**Task instructions**
Produce an exact copy of all the data below, dropping every image.

** start of Excerpted data **

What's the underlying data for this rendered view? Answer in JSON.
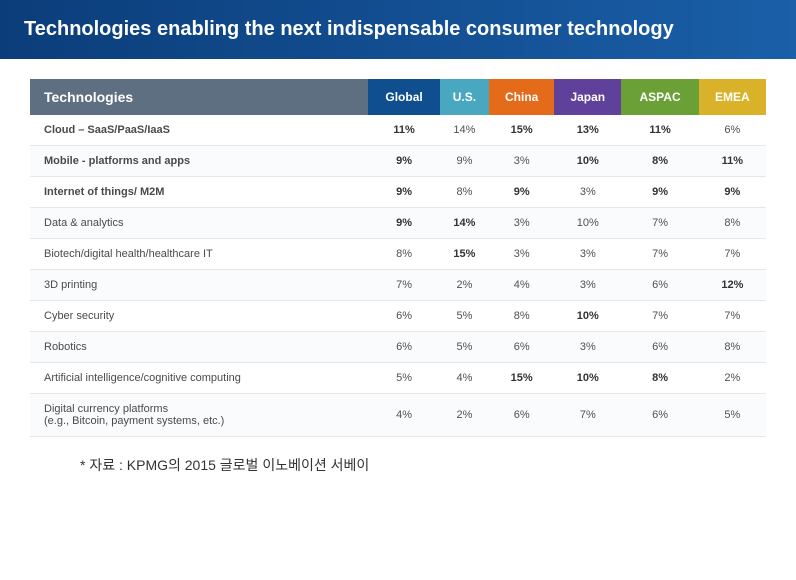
{
  "title": "Technologies enabling the next indispensable consumer technology",
  "caption": "* 자료 : KPMG의 2015 글로벌 이노베이션 서베이",
  "styling": {
    "header_gradient_from": "#0b3d7a",
    "header_gradient_to": "#1a5fa8",
    "header_text_color": "#ffffff",
    "row_border_color": "#e6e6e6",
    "row_alt_bg": "#fafbfc",
    "text_color": "#505050",
    "bold_text_color": "#333333",
    "title_fontsize": 20,
    "col_header_fontsize": 12,
    "tech_header_fontsize": 14,
    "body_fontsize": 11,
    "caption_fontsize": 14
  },
  "columns": [
    {
      "key": "tech",
      "label": "Technologies",
      "bg": "#5f6f82",
      "is_name": true
    },
    {
      "key": "global",
      "label": "Global",
      "bg": "#0f4f8f"
    },
    {
      "key": "us",
      "label": "U.S.",
      "bg": "#4aa7c0"
    },
    {
      "key": "china",
      "label": "China",
      "bg": "#e46b1a"
    },
    {
      "key": "japan",
      "label": "Japan",
      "bg": "#5f409a"
    },
    {
      "key": "aspac",
      "label": "ASPAC",
      "bg": "#6aa035"
    },
    {
      "key": "emea",
      "label": "EMEA",
      "bg": "#d9b22a"
    }
  ],
  "rows": [
    {
      "tech": "Cloud – SaaS/PaaS/IaaS",
      "tech_bold": true,
      "global": "11%",
      "global_bold": true,
      "us": "14%",
      "china": "15%",
      "china_bold": true,
      "japan": "13%",
      "japan_bold": true,
      "aspac": "11%",
      "aspac_bold": true,
      "emea": "6%"
    },
    {
      "tech": "Mobile - platforms and apps",
      "tech_bold": true,
      "global": "9%",
      "global_bold": true,
      "us": "9%",
      "china": "3%",
      "japan": "10%",
      "japan_bold": true,
      "aspac": "8%",
      "aspac_bold": true,
      "emea": "11%",
      "emea_bold": true
    },
    {
      "tech": "Internet of things/ M2M",
      "tech_bold": true,
      "global": "9%",
      "global_bold": true,
      "us": "8%",
      "china": "9%",
      "china_bold": true,
      "japan": "3%",
      "aspac": "9%",
      "aspac_bold": true,
      "emea": "9%",
      "emea_bold": true
    },
    {
      "tech": "Data & analytics",
      "global": "9%",
      "global_bold": true,
      "us": "14%",
      "us_bold": true,
      "china": "3%",
      "japan": "10%",
      "aspac": "7%",
      "emea": "8%"
    },
    {
      "tech": "Biotech/digital health/healthcare IT",
      "global": "8%",
      "us": "15%",
      "us_bold": true,
      "china": "3%",
      "japan": "3%",
      "aspac": "7%",
      "emea": "7%"
    },
    {
      "tech": "3D printing",
      "global": "7%",
      "us": "2%",
      "china": "4%",
      "japan": "3%",
      "aspac": "6%",
      "emea": "12%",
      "emea_bold": true
    },
    {
      "tech": "Cyber security",
      "global": "6%",
      "us": "5%",
      "china": "8%",
      "japan": "10%",
      "japan_bold": true,
      "aspac": "7%",
      "emea": "7%"
    },
    {
      "tech": "Robotics",
      "global": "6%",
      "us": "5%",
      "china": "6%",
      "japan": "3%",
      "aspac": "6%",
      "emea": "8%"
    },
    {
      "tech": "Artificial intelligence/cognitive computing",
      "global": "5%",
      "us": "4%",
      "china": "15%",
      "china_bold": true,
      "japan": "10%",
      "japan_bold": true,
      "aspac": "8%",
      "aspac_bold": true,
      "emea": "2%"
    },
    {
      "tech": "Digital currency platforms\n(e.g., Bitcoin, payment systems, etc.)",
      "global": "4%",
      "us": "2%",
      "china": "6%",
      "japan": "7%",
      "aspac": "6%",
      "emea": "5%"
    }
  ]
}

** end of Excerpted data **

**Task answer**
What's the underlying data for this rendered view? Answer in JSON.
{
  "title": "Technologies enabling the next indispensable consumer technology",
  "caption": "* 자료 : KPMG의 2015 글로벌 이노베이션 서베이",
  "styling": {
    "header_gradient_from": "#0b3d7a",
    "header_gradient_to": "#1a5fa8",
    "header_text_color": "#ffffff",
    "row_border_color": "#e6e6e6",
    "row_alt_bg": "#fafbfc",
    "text_color": "#505050",
    "bold_text_color": "#333333",
    "title_fontsize": 20,
    "col_header_fontsize": 12,
    "tech_header_fontsize": 14,
    "body_fontsize": 11,
    "caption_fontsize": 14
  },
  "columns": [
    {
      "key": "tech",
      "label": "Technologies",
      "bg": "#5f6f82",
      "is_name": true
    },
    {
      "key": "global",
      "label": "Global",
      "bg": "#0f4f8f"
    },
    {
      "key": "us",
      "label": "U.S.",
      "bg": "#4aa7c0"
    },
    {
      "key": "china",
      "label": "China",
      "bg": "#e46b1a"
    },
    {
      "key": "japan",
      "label": "Japan",
      "bg": "#5f409a"
    },
    {
      "key": "aspac",
      "label": "ASPAC",
      "bg": "#6aa035"
    },
    {
      "key": "emea",
      "label": "EMEA",
      "bg": "#d9b22a"
    }
  ],
  "rows": [
    {
      "tech": "Cloud – SaaS/PaaS/IaaS",
      "tech_bold": true,
      "global": "11%",
      "global_bold": true,
      "us": "14%",
      "china": "15%",
      "china_bold": true,
      "japan": "13%",
      "japan_bold": true,
      "aspac": "11%",
      "aspac_bold": true,
      "emea": "6%"
    },
    {
      "tech": "Mobile - platforms and apps",
      "tech_bold": true,
      "global": "9%",
      "global_bold": true,
      "us": "9%",
      "china": "3%",
      "japan": "10%",
      "japan_bold": true,
      "aspac": "8%",
      "aspac_bold": true,
      "emea": "11%",
      "emea_bold": true
    },
    {
      "tech": "Internet of things/ M2M",
      "tech_bold": true,
      "global": "9%",
      "global_bold": true,
      "us": "8%",
      "china": "9%",
      "china_bold": true,
      "japan": "3%",
      "aspac": "9%",
      "aspac_bold": true,
      "emea": "9%",
      "emea_bold": true
    },
    {
      "tech": "Data & analytics",
      "global": "9%",
      "global_bold": true,
      "us": "14%",
      "us_bold": true,
      "china": "3%",
      "japan": "10%",
      "aspac": "7%",
      "emea": "8%"
    },
    {
      "tech": "Biotech/digital health/healthcare IT",
      "global": "8%",
      "us": "15%",
      "us_bold": true,
      "china": "3%",
      "japan": "3%",
      "aspac": "7%",
      "emea": "7%"
    },
    {
      "tech": "3D printing",
      "global": "7%",
      "us": "2%",
      "china": "4%",
      "japan": "3%",
      "aspac": "6%",
      "emea": "12%",
      "emea_bold": true
    },
    {
      "tech": "Cyber security",
      "global": "6%",
      "us": "5%",
      "china": "8%",
      "japan": "10%",
      "japan_bold": true,
      "aspac": "7%",
      "emea": "7%"
    },
    {
      "tech": "Robotics",
      "global": "6%",
      "us": "5%",
      "china": "6%",
      "japan": "3%",
      "aspac": "6%",
      "emea": "8%"
    },
    {
      "tech": "Artificial intelligence/cognitive computing",
      "global": "5%",
      "us": "4%",
      "china": "15%",
      "china_bold": true,
      "japan": "10%",
      "japan_bold": true,
      "aspac": "8%",
      "aspac_bold": true,
      "emea": "2%"
    },
    {
      "tech": "Digital currency platforms\n(e.g., Bitcoin, payment systems, etc.)",
      "global": "4%",
      "us": "2%",
      "china": "6%",
      "japan": "7%",
      "aspac": "6%",
      "emea": "5%"
    }
  ]
}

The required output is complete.